**Listing**
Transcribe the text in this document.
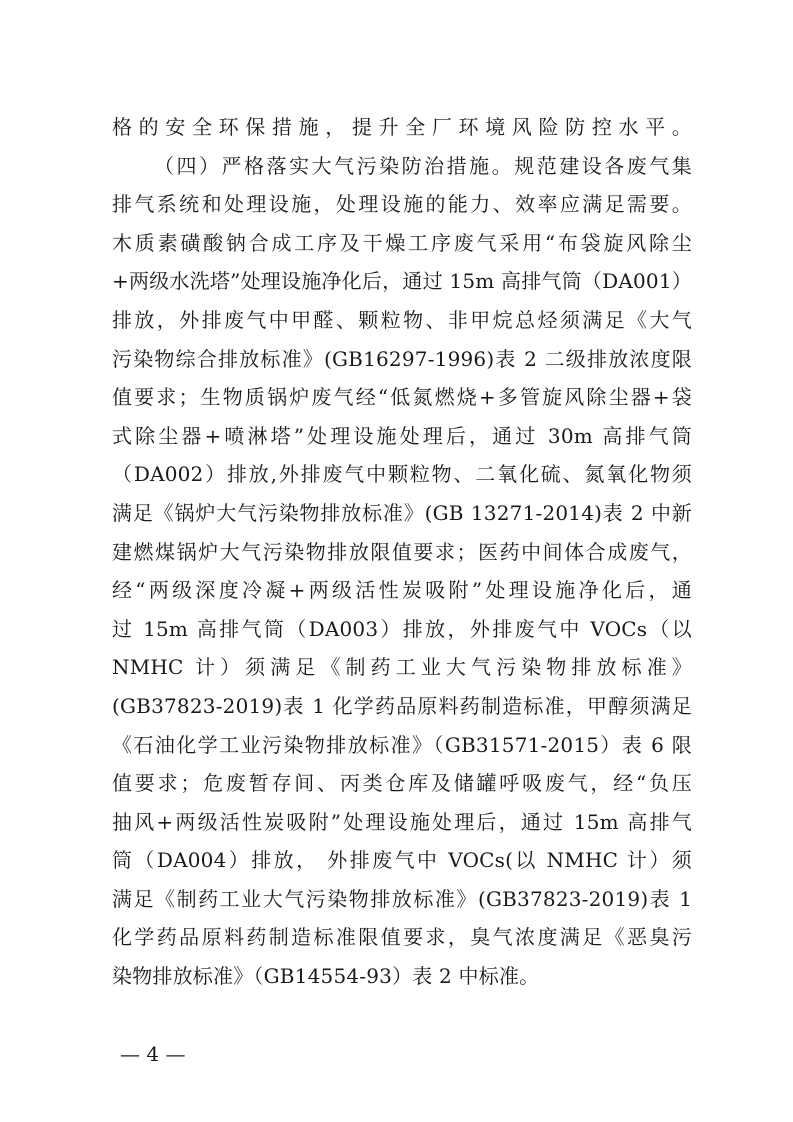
格的安全环保措施，提升全厂环境风险防控水平。
（四）严格落实大气污染防治措施。规范建设各废气集
排气系统和处理设施，处理设施的能力、效率应满足需要。
木质素磺酸钠合成工序及干燥工序废气采用“布袋旋风除尘
+两级水洗塔”处理设施净化后，通过 15m 高排气筒（DA001）
排放，外排废气中甲醛、颗粒物、非甲烷总烃须满足《大气
污染物综合排放标准》(GB16297-1996)表 2 二级排放浓度限
值要求；生物质锅炉废气经“低氮燃烧+多管旋风除尘器+袋
式除尘器+喷淋塔”处理设施处理后，通过 30m 高排气筒
（DA002）排放,外排废气中颗粒物、二氧化硫、氮氧化物须
满足《锅炉大气污染物排放标准》(GB 13271-2014)表 2 中新
建燃煤锅炉大气污染物排放限值要求；医药中间体合成废气，
经“两级深度冷凝+两级活性炭吸附”处理设施净化后，通
过 15m 高排气筒（DA003）排放，外排废气中 VOCs（以
NMHC 计）须满足《制药工业大气污染物排放标准》
(GB37823-2019)表 1 化学药品原料药制造标准，甲醇须满足
《石油化学工业污染物排放标准》（GB31571-2015）表 6 限
值要求；危废暂存间、丙类仓库及储罐呼吸废气，经“负压
抽风+两级活性炭吸附”处理设施处理后，通过 15m 高排气
筒（DA004）排放， 外排废气中 VOCs(以 NMHC 计）须
满足《制药工业大气污染物排放标准》(GB37823-2019)表 1
化学药品原料药制造标准限值要求，臭气浓度满足《恶臭污
染物排放标准》（GB14554-93）表 2 中标准。
— 4 —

**The task**
Reproduce the entries exactly. Do not carry over any picture.

**Completed task**
Transcribe the text in this document.
格的安全环保措施，提升全厂环境风险防控水平。
（四）严格落实大气污染防治措施。规范建设各废气集
排气系统和处理设施，处理设施的能力、效率应满足需要。
木质素磺酸钠合成工序及干燥工序废气采用“布袋旋风除尘
+两级水洗塔”处理设施净化后，通过 15m 高排气筒（DA001）
排放，外排废气中甲醛、颗粒物、非甲烷总烃须满足《大气
污染物综合排放标准》(GB16297-1996)表 2 二级排放浓度限
值要求；生物质锅炉废气经“低氮燃烧+多管旋风除尘器+袋
式除尘器+喷淋塔”处理设施处理后，通过 30m 高排气筒
（DA002）排放,外排废气中颗粒物、二氧化硫、氮氧化物须
满足《锅炉大气污染物排放标准》(GB 13271-2014)表 2 中新
建燃煤锅炉大气污染物排放限值要求；医药中间体合成废气，
经“两级深度冷凝+两级活性炭吸附”处理设施净化后，通
过 15m 高排气筒（DA003）排放，外排废气中 VOCs（以
NMHC 计）须满足《制药工业大气污染物排放标准》
(GB37823-2019)表 1 化学药品原料药制造标准，甲醇须满足
《石油化学工业污染物排放标准》（GB31571-2015）表 6 限
值要求；危废暂存间、丙类仓库及储罐呼吸废气，经“负压
抽风+两级活性炭吸附”处理设施处理后，通过 15m 高排气
筒（DA004）排放， 外排废气中 VOCs(以 NMHC 计）须
满足《制药工业大气污染物排放标准》(GB37823-2019)表 1
化学药品原料药制造标准限值要求，臭气浓度满足《恶臭污
染物排放标准》（GB14554-93）表 2 中标准。
— 4 —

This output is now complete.